## Begin PROVIDED INFORMATION

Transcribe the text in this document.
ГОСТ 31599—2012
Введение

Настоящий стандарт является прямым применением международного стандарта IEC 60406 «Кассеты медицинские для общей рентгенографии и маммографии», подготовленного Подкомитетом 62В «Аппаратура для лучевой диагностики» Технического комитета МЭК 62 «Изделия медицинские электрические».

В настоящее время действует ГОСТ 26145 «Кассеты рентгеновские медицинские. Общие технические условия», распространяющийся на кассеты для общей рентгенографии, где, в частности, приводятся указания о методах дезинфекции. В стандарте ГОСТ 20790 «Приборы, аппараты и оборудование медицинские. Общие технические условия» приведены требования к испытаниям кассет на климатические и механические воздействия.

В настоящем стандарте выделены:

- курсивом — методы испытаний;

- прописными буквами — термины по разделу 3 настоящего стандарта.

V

## End PROVIDED INFORMATION

-- TASK PROMPT --
Write out the data again, exactly and in full.

-- EXPECTED OUTPUT --
Transcribe the text in this document.
ГОСТ 31599—2012
Введение

Настоящий стандарт является прямым применением международного стандарта IEC 60406 «Кассеты медицинские для общей рентгенографии и маммографии», подготовленного Подкомитетом 62В «Аппаратура для лучевой диагностики» Технического комитета МЭК 62 «Изделия медицинские электрические».

В настоящее время действует ГОСТ 26145 «Кассеты рентгеновские медицинские. Общие технические условия», распространяющийся на кассеты для общей рентгенографии, где, в частности, приводятся указания о методах дезинфекции. В стандарте ГОСТ 20790 «Приборы, аппараты и оборудование медицинские. Общие технические условия» приведены требования к испытаниям кассет на климатические и механические воздействия.

В настоящем стандарте выделены:

- курсивом — методы испытаний;

- прописными буквами — термины по разделу 3 настоящего стандарта.

V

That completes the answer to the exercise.